EXERCISE OBJECTIVE:
Isolate every line in the records below with "blancs" in it.

SUPPLIED RECORDS:
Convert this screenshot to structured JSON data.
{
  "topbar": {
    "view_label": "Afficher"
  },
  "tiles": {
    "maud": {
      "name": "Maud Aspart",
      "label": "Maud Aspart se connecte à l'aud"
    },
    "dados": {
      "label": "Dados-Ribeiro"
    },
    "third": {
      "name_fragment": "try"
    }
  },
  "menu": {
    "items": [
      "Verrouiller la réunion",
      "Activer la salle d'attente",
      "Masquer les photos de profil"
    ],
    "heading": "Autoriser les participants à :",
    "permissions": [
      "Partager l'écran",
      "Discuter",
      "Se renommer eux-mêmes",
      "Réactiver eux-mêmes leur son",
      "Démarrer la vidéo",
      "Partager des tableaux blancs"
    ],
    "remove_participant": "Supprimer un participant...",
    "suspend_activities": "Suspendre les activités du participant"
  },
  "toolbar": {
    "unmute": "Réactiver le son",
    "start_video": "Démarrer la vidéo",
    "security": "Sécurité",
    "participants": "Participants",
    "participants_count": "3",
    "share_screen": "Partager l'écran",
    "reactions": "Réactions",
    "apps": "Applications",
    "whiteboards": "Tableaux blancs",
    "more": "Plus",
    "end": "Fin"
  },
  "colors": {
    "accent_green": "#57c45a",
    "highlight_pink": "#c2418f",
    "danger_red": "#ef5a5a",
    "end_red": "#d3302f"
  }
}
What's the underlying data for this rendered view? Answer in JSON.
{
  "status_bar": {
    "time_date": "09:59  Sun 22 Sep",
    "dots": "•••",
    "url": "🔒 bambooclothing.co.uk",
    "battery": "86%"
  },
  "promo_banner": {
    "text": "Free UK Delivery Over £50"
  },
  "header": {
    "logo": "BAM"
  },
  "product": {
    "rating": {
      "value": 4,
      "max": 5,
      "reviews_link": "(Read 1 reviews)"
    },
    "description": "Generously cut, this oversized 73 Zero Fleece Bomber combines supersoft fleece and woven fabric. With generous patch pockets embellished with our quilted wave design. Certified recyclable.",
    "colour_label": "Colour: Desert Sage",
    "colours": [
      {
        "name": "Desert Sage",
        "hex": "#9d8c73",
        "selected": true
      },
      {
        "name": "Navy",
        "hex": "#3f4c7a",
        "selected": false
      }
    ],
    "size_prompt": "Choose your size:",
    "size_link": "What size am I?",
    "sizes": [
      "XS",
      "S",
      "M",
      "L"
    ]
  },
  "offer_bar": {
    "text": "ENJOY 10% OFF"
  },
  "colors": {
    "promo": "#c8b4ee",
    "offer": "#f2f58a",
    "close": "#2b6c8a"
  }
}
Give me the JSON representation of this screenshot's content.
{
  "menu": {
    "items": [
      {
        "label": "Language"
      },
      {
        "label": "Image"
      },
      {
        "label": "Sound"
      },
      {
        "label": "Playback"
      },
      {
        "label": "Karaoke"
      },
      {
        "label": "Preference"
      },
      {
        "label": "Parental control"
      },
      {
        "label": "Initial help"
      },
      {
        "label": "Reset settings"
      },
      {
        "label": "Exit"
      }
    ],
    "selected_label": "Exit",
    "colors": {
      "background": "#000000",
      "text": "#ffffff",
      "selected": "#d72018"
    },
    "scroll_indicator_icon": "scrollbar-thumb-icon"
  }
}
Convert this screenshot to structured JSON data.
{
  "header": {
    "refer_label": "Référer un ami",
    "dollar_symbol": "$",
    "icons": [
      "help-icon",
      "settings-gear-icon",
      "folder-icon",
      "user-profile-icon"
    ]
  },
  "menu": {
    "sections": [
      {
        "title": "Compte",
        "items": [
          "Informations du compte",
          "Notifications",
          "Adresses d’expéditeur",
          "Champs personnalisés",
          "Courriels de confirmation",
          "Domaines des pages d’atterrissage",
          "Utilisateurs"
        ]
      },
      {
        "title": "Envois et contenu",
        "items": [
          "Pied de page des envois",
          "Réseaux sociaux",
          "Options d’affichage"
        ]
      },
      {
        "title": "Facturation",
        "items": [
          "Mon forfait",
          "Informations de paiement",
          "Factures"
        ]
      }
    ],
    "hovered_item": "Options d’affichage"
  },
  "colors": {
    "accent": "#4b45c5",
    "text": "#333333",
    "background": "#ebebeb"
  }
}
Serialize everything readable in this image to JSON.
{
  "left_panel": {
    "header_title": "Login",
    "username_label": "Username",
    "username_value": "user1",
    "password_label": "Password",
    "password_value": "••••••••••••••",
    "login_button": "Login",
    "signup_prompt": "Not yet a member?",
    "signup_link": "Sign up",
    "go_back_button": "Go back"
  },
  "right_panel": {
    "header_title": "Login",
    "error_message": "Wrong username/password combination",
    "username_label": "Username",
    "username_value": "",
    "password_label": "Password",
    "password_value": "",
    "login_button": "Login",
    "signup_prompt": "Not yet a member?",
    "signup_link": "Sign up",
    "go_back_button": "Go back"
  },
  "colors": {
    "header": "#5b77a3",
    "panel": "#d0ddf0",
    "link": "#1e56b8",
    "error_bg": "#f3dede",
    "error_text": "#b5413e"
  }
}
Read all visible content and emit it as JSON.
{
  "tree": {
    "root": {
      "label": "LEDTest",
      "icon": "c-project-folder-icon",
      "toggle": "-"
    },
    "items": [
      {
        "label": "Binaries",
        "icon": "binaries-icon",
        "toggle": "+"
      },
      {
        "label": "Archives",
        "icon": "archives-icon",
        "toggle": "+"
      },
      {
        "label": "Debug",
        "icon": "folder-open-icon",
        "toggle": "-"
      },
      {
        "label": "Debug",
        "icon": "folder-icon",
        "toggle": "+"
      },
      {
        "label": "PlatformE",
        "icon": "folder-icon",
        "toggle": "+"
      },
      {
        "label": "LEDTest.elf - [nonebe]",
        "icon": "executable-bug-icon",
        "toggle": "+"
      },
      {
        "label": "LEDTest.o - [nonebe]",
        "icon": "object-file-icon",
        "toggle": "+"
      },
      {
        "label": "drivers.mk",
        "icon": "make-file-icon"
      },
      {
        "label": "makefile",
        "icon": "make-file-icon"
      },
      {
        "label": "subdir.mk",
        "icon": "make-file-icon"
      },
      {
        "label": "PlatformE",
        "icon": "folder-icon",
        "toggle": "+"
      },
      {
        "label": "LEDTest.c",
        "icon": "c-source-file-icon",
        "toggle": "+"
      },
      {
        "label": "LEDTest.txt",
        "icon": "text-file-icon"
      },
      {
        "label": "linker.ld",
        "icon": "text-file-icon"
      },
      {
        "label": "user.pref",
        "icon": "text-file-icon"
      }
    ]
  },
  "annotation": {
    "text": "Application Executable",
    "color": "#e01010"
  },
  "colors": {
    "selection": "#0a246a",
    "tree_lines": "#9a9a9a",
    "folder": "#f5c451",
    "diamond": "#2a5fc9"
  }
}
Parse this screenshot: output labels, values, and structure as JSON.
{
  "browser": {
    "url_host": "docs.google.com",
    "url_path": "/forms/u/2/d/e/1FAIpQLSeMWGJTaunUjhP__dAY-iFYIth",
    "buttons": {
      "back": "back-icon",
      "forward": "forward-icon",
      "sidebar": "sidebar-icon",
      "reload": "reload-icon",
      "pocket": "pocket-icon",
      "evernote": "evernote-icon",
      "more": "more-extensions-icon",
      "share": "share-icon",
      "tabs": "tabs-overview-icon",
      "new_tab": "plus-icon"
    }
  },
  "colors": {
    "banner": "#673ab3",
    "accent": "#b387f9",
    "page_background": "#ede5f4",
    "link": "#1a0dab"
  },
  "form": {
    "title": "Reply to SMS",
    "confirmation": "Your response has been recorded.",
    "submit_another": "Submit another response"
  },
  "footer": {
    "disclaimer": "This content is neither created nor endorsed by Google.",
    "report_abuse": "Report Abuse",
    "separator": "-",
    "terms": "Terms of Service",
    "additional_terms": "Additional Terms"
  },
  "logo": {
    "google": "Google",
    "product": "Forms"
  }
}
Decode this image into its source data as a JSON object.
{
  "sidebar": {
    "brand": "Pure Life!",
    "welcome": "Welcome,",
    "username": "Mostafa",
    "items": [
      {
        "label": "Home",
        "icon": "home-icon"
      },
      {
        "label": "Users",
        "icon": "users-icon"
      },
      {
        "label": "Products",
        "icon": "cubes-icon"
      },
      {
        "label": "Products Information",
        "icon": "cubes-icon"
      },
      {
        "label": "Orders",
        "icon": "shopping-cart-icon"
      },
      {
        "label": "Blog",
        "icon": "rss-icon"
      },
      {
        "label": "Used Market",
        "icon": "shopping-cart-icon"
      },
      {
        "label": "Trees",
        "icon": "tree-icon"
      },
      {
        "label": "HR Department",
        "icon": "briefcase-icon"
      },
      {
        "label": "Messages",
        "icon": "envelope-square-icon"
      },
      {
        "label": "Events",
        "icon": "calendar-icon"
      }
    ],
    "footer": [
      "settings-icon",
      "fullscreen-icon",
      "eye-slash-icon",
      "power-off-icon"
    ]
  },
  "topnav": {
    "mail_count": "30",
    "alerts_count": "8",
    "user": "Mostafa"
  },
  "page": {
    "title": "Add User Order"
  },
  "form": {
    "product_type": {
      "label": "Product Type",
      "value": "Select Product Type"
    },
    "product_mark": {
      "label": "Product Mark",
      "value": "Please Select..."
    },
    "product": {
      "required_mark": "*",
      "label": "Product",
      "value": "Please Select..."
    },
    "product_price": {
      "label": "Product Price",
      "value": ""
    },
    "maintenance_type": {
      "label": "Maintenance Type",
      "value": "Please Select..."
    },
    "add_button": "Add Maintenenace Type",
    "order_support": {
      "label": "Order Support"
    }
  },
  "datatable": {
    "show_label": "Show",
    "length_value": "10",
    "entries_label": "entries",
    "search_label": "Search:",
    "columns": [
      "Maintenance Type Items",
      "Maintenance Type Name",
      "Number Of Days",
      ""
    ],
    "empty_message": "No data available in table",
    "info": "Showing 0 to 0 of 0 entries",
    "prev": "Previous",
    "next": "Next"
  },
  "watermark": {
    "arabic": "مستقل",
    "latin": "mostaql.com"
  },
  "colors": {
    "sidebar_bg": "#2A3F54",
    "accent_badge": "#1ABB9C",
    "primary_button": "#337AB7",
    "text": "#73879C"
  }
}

ANSWER TO THIS EXERCISE:
      "Partager des tableaux blancs"
    "whiteboards": "Tableaux blancs",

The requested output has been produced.